BEGIN

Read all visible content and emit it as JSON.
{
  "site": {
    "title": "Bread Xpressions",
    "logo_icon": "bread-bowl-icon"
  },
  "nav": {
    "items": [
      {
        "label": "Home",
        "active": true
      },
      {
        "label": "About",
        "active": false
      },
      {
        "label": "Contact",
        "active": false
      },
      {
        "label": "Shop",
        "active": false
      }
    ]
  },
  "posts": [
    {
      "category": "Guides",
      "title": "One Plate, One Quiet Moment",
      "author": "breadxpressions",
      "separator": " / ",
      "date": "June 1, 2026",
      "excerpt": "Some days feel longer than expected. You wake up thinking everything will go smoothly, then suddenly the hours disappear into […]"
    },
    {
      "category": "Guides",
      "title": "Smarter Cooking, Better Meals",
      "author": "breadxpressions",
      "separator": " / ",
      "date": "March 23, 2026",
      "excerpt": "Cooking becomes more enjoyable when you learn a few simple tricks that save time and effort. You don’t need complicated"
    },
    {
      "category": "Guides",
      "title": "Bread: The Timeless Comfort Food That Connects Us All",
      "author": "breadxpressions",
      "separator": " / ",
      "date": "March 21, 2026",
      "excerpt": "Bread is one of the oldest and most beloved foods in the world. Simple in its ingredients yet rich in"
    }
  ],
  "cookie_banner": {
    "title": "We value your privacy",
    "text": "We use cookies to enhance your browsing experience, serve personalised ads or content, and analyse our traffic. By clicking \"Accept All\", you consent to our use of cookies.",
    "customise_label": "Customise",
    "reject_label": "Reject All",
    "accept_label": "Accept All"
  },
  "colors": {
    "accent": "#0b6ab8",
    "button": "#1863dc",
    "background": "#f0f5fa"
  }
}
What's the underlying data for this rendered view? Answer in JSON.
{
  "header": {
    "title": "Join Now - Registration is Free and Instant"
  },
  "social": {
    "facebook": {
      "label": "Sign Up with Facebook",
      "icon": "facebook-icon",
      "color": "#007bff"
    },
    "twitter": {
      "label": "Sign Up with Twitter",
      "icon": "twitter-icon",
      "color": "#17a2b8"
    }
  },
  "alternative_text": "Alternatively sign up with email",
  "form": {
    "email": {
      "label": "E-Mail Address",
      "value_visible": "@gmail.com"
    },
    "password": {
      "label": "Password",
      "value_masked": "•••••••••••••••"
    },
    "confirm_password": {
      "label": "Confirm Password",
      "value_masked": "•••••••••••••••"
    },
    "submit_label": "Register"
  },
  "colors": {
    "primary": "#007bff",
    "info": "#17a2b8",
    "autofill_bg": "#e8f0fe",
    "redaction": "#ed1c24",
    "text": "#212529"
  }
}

END

#### Objective:
Sift the material for lines with the string "excerpt". Copy each one found.

#### Written answer:
      "excerpt": "Some days feel longer than expected. You wake up thinking everything will go smoothly, then suddenly the hours disappear into […]"
      "excerpt": "Cooking becomes more enjoyable when you learn a few simple tricks that save time and effort. You don’t need complicated"
      "excerpt": "Bread is one of the oldest and most beloved foods in the world. Simple in its ingredients yet rich in"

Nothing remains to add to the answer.